**WHAT IS BEING ASKED:** Skip every picture, then write out exactly the lines of the listing below from the line that contains "What text is on this page?" through the final line.
SUPPLIED RECORDS start
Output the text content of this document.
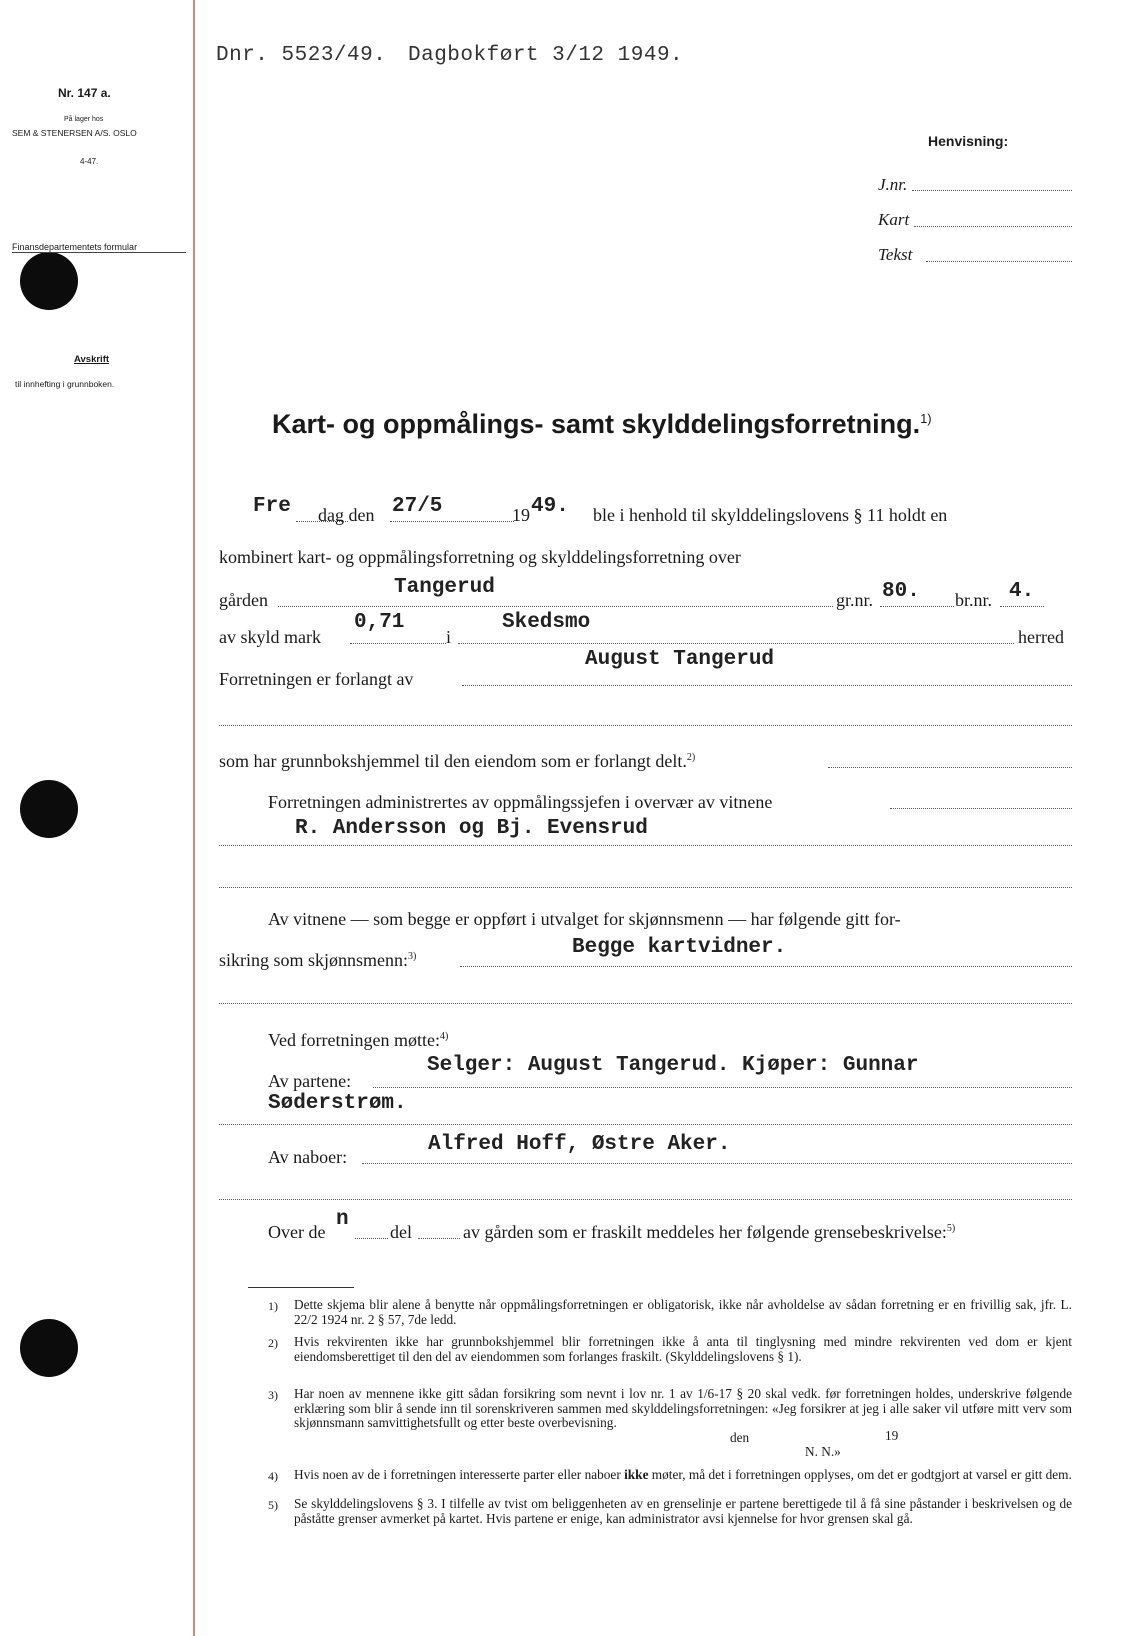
Dnr. 5523/49. Dagbokført 3/12 1949.
Nr. 147 a.
På lager hos
SEM & STENERSEN A/S. OSLO
4-47.
Finansdepartementets formular
Avskrift
til innhefting i grunnboken.
Henvisning:
J.nr.
Kart
Tekst
Kart- og oppmålings- samt skylddelingsforretning.$^{1)}$
Fre dag den 27/5	19 49. ble i henhold til skylddelingslovens § 11 holdt en
kombinert kart- og oppmålingsforretning og skylddelingsforretning over
gården
Tangerud
gr.nr. 80. br.nr. 4.
av skyld mark
0,71
i
Skedsmo
herred
Forretningen er forlangt av
August Tangerud
som har grunnbokshjemmel til den eiendom som er forlangt delt.$^{2)}$
Forretningen administrertes av oppmålingssjefen i overvær av vitnene
R. Andersson og Bj. Evensrud
Av vitnene — som begge er oppført i utvalget for skjønnsmenn — har følgende gitt for-
sikring som skjønnsmenn:$^{3)}$	Begge kartvidner.
Ved forretningen møtte:$^{4)}$
Av partene:
Selger: August Tangerud. Kjøper: Gunnar
Søderstrøm.
Av naboer:
Alfred Hoff, Østre Aker.
Over de
n
del	av gården som er fraskilt meddeles her følgende grensebeskrivelse:$^{5)}$
1) Dette skjema blir alene å benytte når oppmålingsforretningen er obligatorisk, ikke når avholdelse av sådan forretning er en frivillig sak, jfr. L. 22/2 1924 nr. 2 § 57, 7de ledd.
2) Hvis rekvirenten ikke har grunnbokshjemmel blir forretningen ikke å anta til tinglysning med mindre rekvirenten ved dom er kjent eiendomsberettiget til den del av eiendommen som forlanges fraskilt. (Skylddelingslovens § 1).
3) Har noen av mennene ikke gitt sådan forsikring som nevnt i lov nr. 1 av 1/6-17 § 20 skal vedk. før forretningen holdes, underskrive følgende erklæring som blir å sende inn til sorenskriveren sammen med skylddelingsforretningen: «Jeg forsikrer at jeg i alle saker vil utføre mitt verv som skjønnsmann samvittighetsfullt og etter beste overbevisning.
den	19
N. N.»
4) Hvis noen av de i forretningen interesserte parter eller naboer ikke møter, må det i forretningen opplyses, om det er godtgjort at varsel er gitt dem.
5) Se skylddelingslovens § 3. I tilfelle av tvist om beliggenheten av en grenselinje er partene berettigede til å få sine påstander i beskrivelsen og de påståtte grenser avmerket på kartet. Hvis partene er enige, kan administrator avsi kjennelse for hvor grensen skal gå.
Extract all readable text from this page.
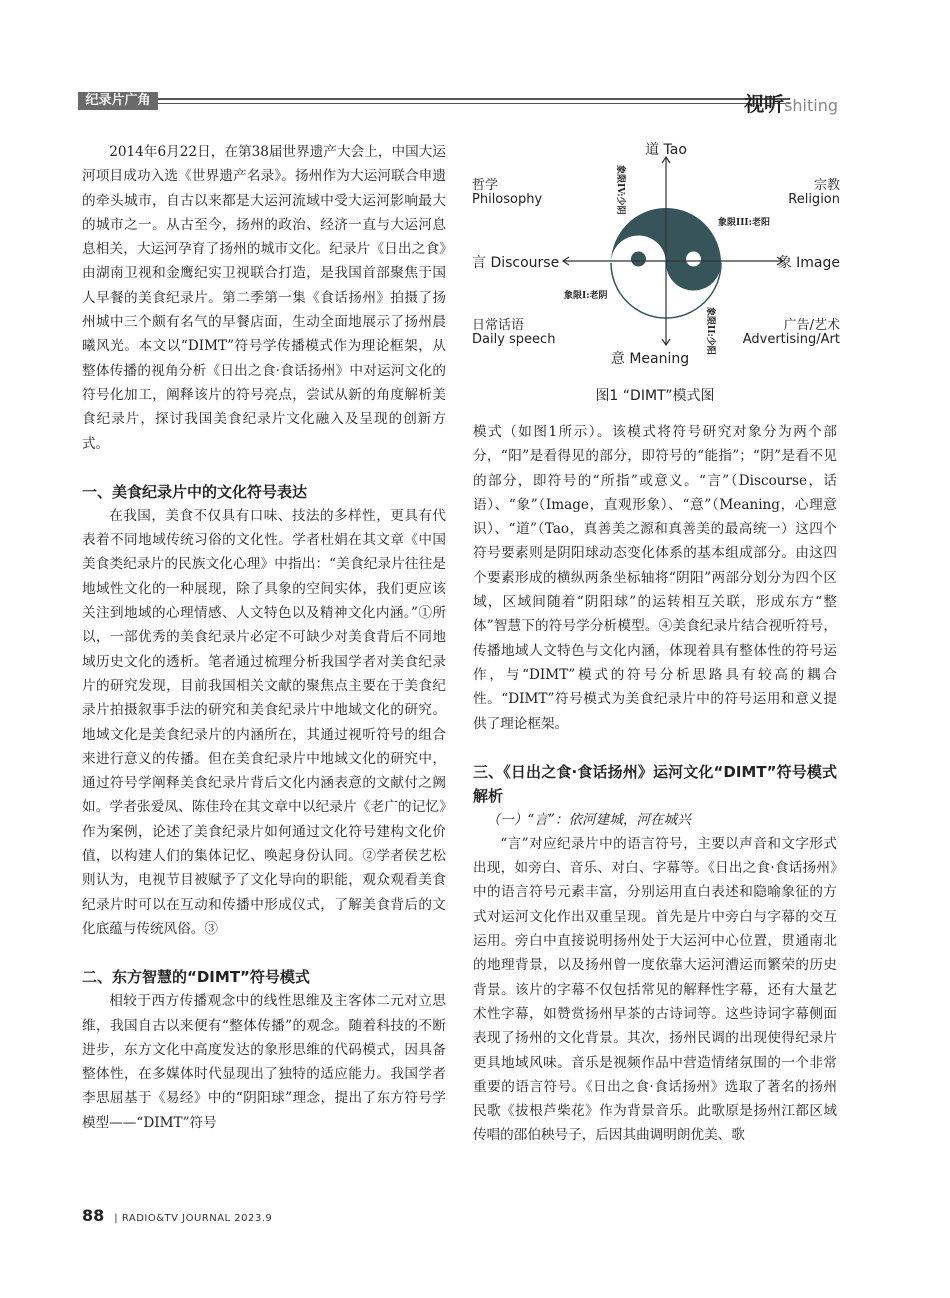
纪录片广角	视听shiting

2014年6月22日，在第38届世界遗产大会上，中国大运河项目成功入选《世界遗产名录》。扬州作为大运河联合申遗的牵头城市，自古以来都是大运河流域中受大运河影响最大的城市之一。从古至今，扬州的政治、经济一直与大运河息息相关，大运河孕育了扬州的城市文化。纪录片《日出之食》由湖南卫视和金鹰纪实卫视联合打造，是我国首部聚焦于国人早餐的美食纪录片。第二季第一集《食话扬州》拍摄了扬州城中三个颇有名气的早餐店面，生动全面地展示了扬州晨曦风光。本文以“DIMT”符号学传播模式作为理论框架，从整体传播的视角分析《日出之食·食话扬州》中对运河文化的符号化加工，阐释该片的符号亮点，尝试从新的角度解析美食纪录片，探讨我国美食纪录片文化融入及呈现的创新方式。

一、美食纪录片中的文化符号表达

在我国，美食不仅具有口味、技法的多样性，更具有代表着不同地域传统习俗的文化性。学者杜娟在其文章《中国美食类纪录片的民族文化心理》中指出：“美食纪录片往往是地域性文化的一种展现，除了具象的空间实体，我们更应该关注到地域的心理情感、人文特色以及精神文化内涵。”①所以，一部优秀的美食纪录片必定不可缺少对美食背后不同地域历史文化的透析。笔者通过梳理分析我国学者对美食纪录片的研究发现，目前我国相关文献的聚焦点主要在于美食纪录片拍摄叙事手法的研究和美食纪录片中地域文化的研究。地域文化是美食纪录片的内涵所在，其通过视听符号的组合来进行意义的传播。但在美食纪录片中地域文化的研究中，通过符号学阐释美食纪录片背后文化内涵表意的文献付之阙如。学者张爱凤、陈佳玲在其文章中以纪录片《老广的记忆》作为案例，论述了美食纪录片如何通过文化符号建构文化价值，以构建人们的集体记忆、唤起身份认同。②学者侯艺松则认为，电视节目被赋予了文化导向的职能，观众观看美食纪录片时可以在互动和传播中形成仪式，了解美食背后的文化底蕴与传统风俗。③

二、东方智慧的“DIMT”符号模式

相较于西方传播观念中的线性思维及主客体二元对立思维，我国自古以来便有“整体传播”的观念。随着科技的不断进步，东方文化中高度发达的象形思维的代码模式，因具备整体性，在多媒体时代显现出了独特的适应能力。我国学者李思屈基于《易经》中的“阴阳球”理念，提出了东方符号学模型——“DIMT”符号

道 Tao
意 Meaning
言 Discourse	象 Image
哲学
Philosophy
宗教
Religion
日常话语
Daily speech
广告/艺术
Advertising/Art
象限I:老阴
象限III:老阳
象限IV:少阴
象限II:少阳
图1 “DIMT”模式图

模式（如图1所示）。该模式将符号研究对象分为两个部分，“阳”是看得见的部分，即符号的“能指”；“阴”是看不见的部分，即符号的“所指”或意义。“言”（Discourse，话语）、“象”（Image，直观形象）、“意”（Meaning，心理意识）、“道”（Tao，真善美之源和真善美的最高统一）这四个符号要素则是阴阳球动态变化体系的基本组成部分。由这四个要素形成的横纵两条坐标轴将“阴阳”两部分划分为四个区域，区域间随着“阴阳球”的运转相互关联，形成东方“整体”智慧下的符号学分析模型。④美食纪录片结合视听符号，传播地域人文特色与文化内涵，体现着具有整体性的符号运作，与“DIMT”模式的符号分析思路具有较高的耦合性。“DIMT”符号模式为美食纪录片中的符号运用和意义提供了理论框架。

三、《日出之食·食话扬州》运河文化“DIMT”符号模式解析
（一）“言”：依河建城，河在城兴

“言”对应纪录片中的语言符号，主要以声音和文字形式出现，如旁白、音乐、对白、字幕等。《日出之食·食话扬州》中的语言符号元素丰富，分别运用直白表述和隐喻象征的方式对运河文化作出双重呈现。首先是片中旁白与字幕的交互运用。旁白中直接说明扬州处于大运河中心位置，贯通南北的地理背景，以及扬州曾一度依靠大运河漕运而繁荣的历史背景。该片的字幕不仅包括常见的解释性字幕，还有大量艺术性字幕，如赞赏扬州早茶的古诗词等。这些诗词字幕侧面表现了扬州的文化背景。其次，扬州民调的出现使得纪录片更具地域风味。音乐是视频作品中营造情绪氛围的一个非常重要的语言符号。《日出之食·食话扬州》选取了著名的扬州民歌《拔根芦柴花》作为背景音乐。此歌原是扬州江都区域传唱的邵伯秧号子，后因其曲调明朗优美、歌

88 | RADIO&TV JOURNAL 2023.9
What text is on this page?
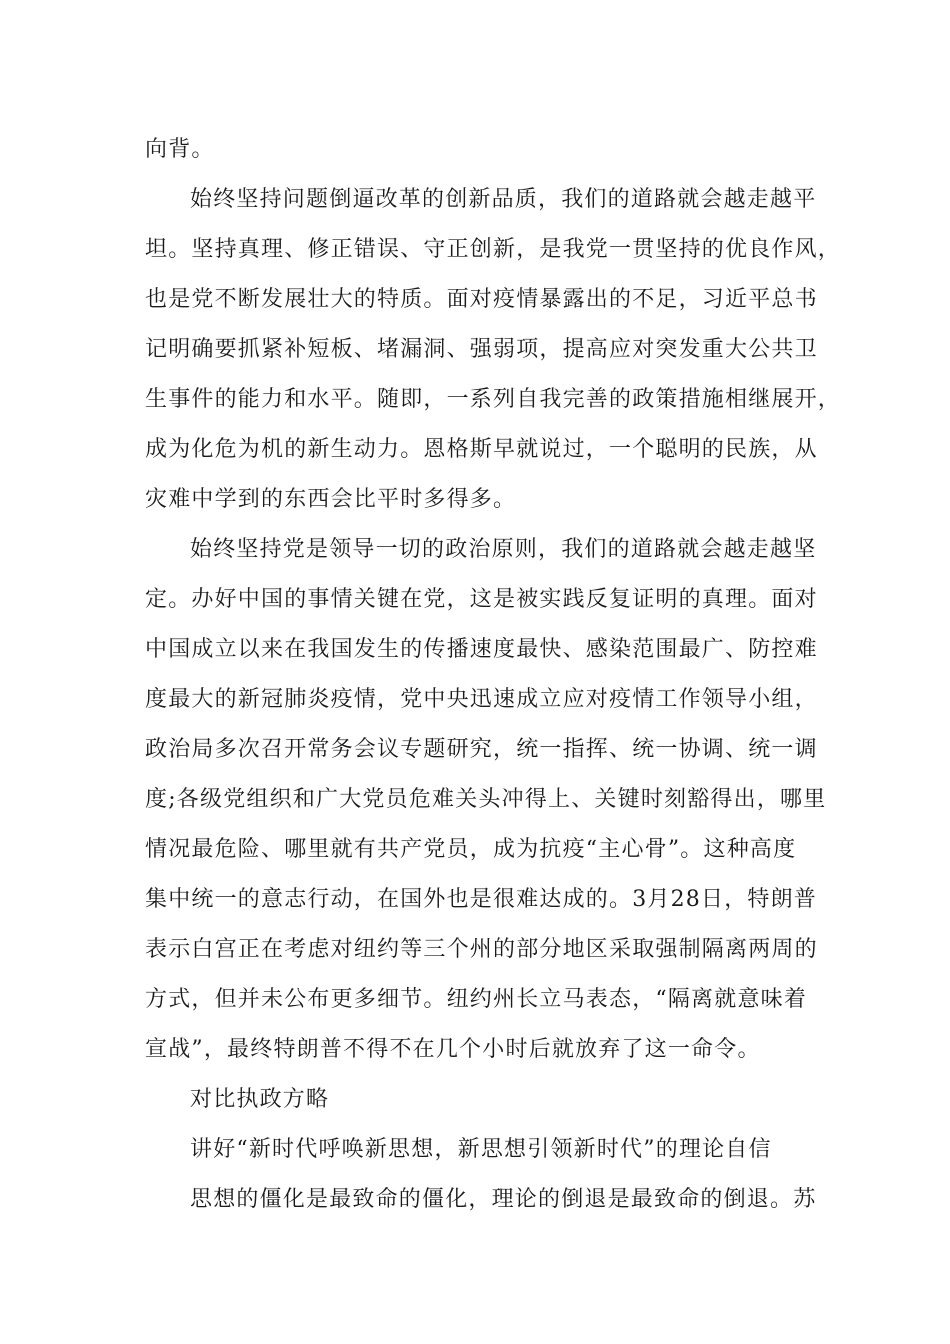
向背。
始终坚持问题倒逼改革的创新品质，我们的道路就会越走越平
坦。坚持真理、修正错误、守正创新，是我党一贯坚持的优良作风，
也是党不断发展壮大的特质。面对疫情暴露出的不足，习近平总书
记明确要抓紧补短板、堵漏洞、强弱项，提高应对突发重大公共卫
生事件的能力和水平。随即，一系列自我完善的政策措施相继展开，
成为化危为机的新生动力。恩格斯早就说过，一个聪明的民族，从
灾难中学到的东西会比平时多得多。
始终坚持党是领导一切的政治原则，我们的道路就会越走越坚
定。办好中国的事情关键在党，这是被实践反复证明的真理。面对
中国成立以来在我国发生的传播速度最快、感染范围最广、防控难
度最大的新冠肺炎疫情，党中央迅速成立应对疫情工作领导小组，
政治局多次召开常务会议专题研究，统一指挥、统一协调、统一调
度;各级党组织和广大党员危难关头冲得上、关键时刻豁得出，哪里
情况最危险、哪里就有共产党员，成为抗疫“主心骨”。这种高度
集中统一的意志行动，在国外也是很难达成的。3月28日，特朗普
表示白宫正在考虑对纽约等三个州的部分地区采取强制隔离两周的
方式，但并未公布更多细节。纽约州长立马表态，“隔离就意味着
宣战”，最终特朗普不得不在几个小时后就放弃了这一命令。
对比执政方略
讲好“新时代呼唤新思想，新思想引领新时代”的理论自信
思想的僵化是最致命的僵化，理论的倒退是最致命的倒退。苏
SUPPLIED RECORDS end
**SOLUTION BELOW:**
What text is on this page?
向背。
始终坚持问题倒逼改革的创新品质，我们的道路就会越走越平
坦。坚持真理、修正错误、守正创新，是我党一贯坚持的优良作风，
也是党不断发展壮大的特质。面对疫情暴露出的不足，习近平总书
记明确要抓紧补短板、堵漏洞、强弱项，提高应对突发重大公共卫
生事件的能力和水平。随即，一系列自我完善的政策措施相继展开，
成为化危为机的新生动力。恩格斯早就说过，一个聪明的民族，从
灾难中学到的东西会比平时多得多。
始终坚持党是领导一切的政治原则，我们的道路就会越走越坚
定。办好中国的事情关键在党，这是被实践反复证明的真理。面对
中国成立以来在我国发生的传播速度最快、感染范围最广、防控难
度最大的新冠肺炎疫情，党中央迅速成立应对疫情工作领导小组，
政治局多次召开常务会议专题研究，统一指挥、统一协调、统一调
度;各级党组织和广大党员危难关头冲得上、关键时刻豁得出，哪里
情况最危险、哪里就有共产党员，成为抗疫“主心骨”。这种高度
集中统一的意志行动，在国外也是很难达成的。3月28日，特朗普
表示白宫正在考虑对纽约等三个州的部分地区采取强制隔离两周的
方式，但并未公布更多细节。纽约州长立马表态，“隔离就意味着
宣战”，最终特朗普不得不在几个小时后就放弃了这一命令。
对比执政方略
讲好“新时代呼唤新思想，新思想引领新时代”的理论自信
思想的僵化是最致命的僵化，理论的倒退是最致命的倒退。苏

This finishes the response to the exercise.